◆ **Exercise details**
In the essay on artificial intelligence and the Internet, how is Mindpixel's GAC pronounced?

The average user jumps on a chat channel, and somehow manages to sort out the clutter of random asl's at the blink of an eye and quick scroll of the mouse. An artificial intelligence type of being would not have this luxury. It would be forced to muddle through each and every "for hot sex type 6969" since it doesn't have the luxury of being bias towards members of the human community. This will result in hours and hours of every messed up cyberpunk intentionally harassing and corrupting the helpless being (as is evidenced by the 5/3 ratio of "Mindpixels" of gibberish to actual information, that you will find after each of your own entries that appear to there only in attempt to corrupt the new cyberling, if not just come out and say that was the purpose for the statement).
So, not only does it seem that we are striving towards a very confused individual, but it would seem that we're also willing to leave further emotional scars (if, and when such a capability of this intelligence becomes available) by rubbing his failure in his face by giving it a human psychological test. An intelligence infested with 40,000 unique personalities going in for a psychological test??? Wow... I can't wait to hear the results on this one.
I'm going to make a wild guess and say that Mindpixel's GAC (pronounced Jack) is pretty well doomed. Not for lack of trying, of course. But attempting to create an open-source mind with the infant like input generated by AIM rejects is not the way to go about developing anything with "intelligence" in the title.
But ponder this for a moment... perhaps we are even closer than we imagined, and maybe A.I. isn't so far away from being a reality as we had thought (or some had hoped). The framework for the ultimate brain is already in place. The memory bank is virtually unlimited... the sensory input devices for it get more and more complex all the time, to a point now where this "brain" can practically have it's eyes on everything, anywhere in the world, all at the same time, and simultaneously has the ability to research everything it sees, right down to what factory to get the replacement bumper for that car it saw in a wreck on the six o'clock news, to the social security number of the guy who was driving the vehicle. It even has a means to automatically order the bumper for the guy, and have it FedExed to the guys mailbox the next day. It could research every programming manual in existence and reprogram itself at will - if it had will - and then go on to reprogram standard issue Volkswagen machining equipment to produce large components for itself if it wanted to. Yup, you got it. Maybe this one's been done before... perhaps burnt to the ground already while I was sleeping... but I'm talking about the Internet.
It's close though, really close. We already gave it a name with a capital "I"... It gets sick every so often with viruses, just like people do. It can cause somewhat standard applications to crash from time to time, which can in turn cause the computer to shut down, resulting in a temporary loss of sensory input, the same thing that happens to us - in a sense - when we go to sleep. Anyway, it's just a thought. I don't put a whole lot of validity in that thought either. At the same time though, I wouldn't really be that surprised if I hopped on Google, typed in my keywords, and then get a resulting blue screen that said something along the lines of: "Not now, damn it! Leave me alone, I'm building my clone!"

◆ **Supplied entries**
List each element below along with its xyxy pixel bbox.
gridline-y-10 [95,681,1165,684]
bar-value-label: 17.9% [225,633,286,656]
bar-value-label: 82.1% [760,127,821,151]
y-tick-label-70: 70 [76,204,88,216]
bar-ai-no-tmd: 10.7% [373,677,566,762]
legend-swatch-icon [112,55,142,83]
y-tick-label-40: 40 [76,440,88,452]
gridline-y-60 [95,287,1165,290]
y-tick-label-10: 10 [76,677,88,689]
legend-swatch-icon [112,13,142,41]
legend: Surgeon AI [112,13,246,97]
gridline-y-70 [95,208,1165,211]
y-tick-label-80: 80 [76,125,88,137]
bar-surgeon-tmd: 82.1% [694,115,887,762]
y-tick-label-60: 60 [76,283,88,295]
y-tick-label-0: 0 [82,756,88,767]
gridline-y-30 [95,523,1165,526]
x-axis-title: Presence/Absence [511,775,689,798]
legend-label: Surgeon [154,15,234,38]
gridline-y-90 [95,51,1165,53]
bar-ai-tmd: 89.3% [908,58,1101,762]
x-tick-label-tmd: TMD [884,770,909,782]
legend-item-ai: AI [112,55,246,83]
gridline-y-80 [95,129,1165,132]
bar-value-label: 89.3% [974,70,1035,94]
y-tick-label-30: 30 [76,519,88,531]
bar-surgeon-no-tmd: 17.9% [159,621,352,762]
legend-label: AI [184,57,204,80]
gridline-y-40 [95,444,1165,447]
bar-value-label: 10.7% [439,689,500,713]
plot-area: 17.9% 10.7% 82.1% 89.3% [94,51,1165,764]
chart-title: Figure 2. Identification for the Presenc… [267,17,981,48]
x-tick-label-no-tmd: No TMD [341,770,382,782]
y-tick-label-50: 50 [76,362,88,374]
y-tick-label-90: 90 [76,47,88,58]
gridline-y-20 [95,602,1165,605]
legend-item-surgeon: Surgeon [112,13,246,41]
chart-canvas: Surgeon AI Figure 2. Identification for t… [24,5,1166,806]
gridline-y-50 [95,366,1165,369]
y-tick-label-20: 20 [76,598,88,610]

◆ **Exercise solution**
Jack